Document page entries with text
"""

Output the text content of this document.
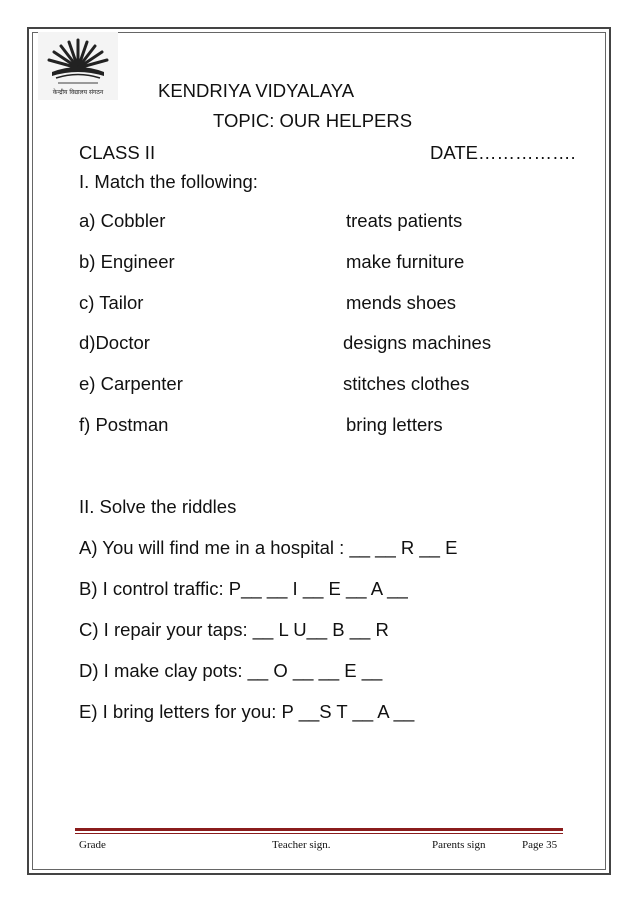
केन्द्रीय विद्यालय संगठन	KENDRIYA VIDYALAYA
TOPIC: OUR HELPERS
CLASS II	DATE…………….
I. Match the following:
a) Cobbler	treats patients
b) Engineer	make furniture
c) Tailor	mends shoes
d)Doctor	designs machines
e) Carpenter	stitches clothes
f) Postman	bring letters
II. Solve the riddles
A) You will find me in a hospital : __ __ R __ E
B) I control traffic: P__ __ I __ E __ A __
C) I repair your taps: __ L U__ B __ R
D) I make clay pots: __ O __ __ E __
E) I bring letters for you: P __S T __ A __
Grade	Teacher sign.	Parents sign	Page 35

"""

Exercise aim
Print all entries exactly. The images do not belong in the copy.

Answer space
Output the text content of this document.
केन्द्रीय विद्यालय संगठन	KENDRIYA VIDYALAYA
TOPIC: OUR HELPERS
CLASS II	DATE…………….
I. Match the following:
a) Cobbler	treats patients
b) Engineer	make furniture
c) Tailor	mends shoes
d)Doctor	designs machines
e) Carpenter	stitches clothes
f) Postman	bring letters
II. Solve the riddles
A) You will find me in a hospital : __ __ R __ E
B) I control traffic: P__ __ I __ E __ A __
C) I repair your taps: __ L U__ B __ R
D) I make clay pots: __ O __ __ E __
E) I bring letters for you: P __S T __ A __
Grade	Teacher sign.	Parents sign	Page 35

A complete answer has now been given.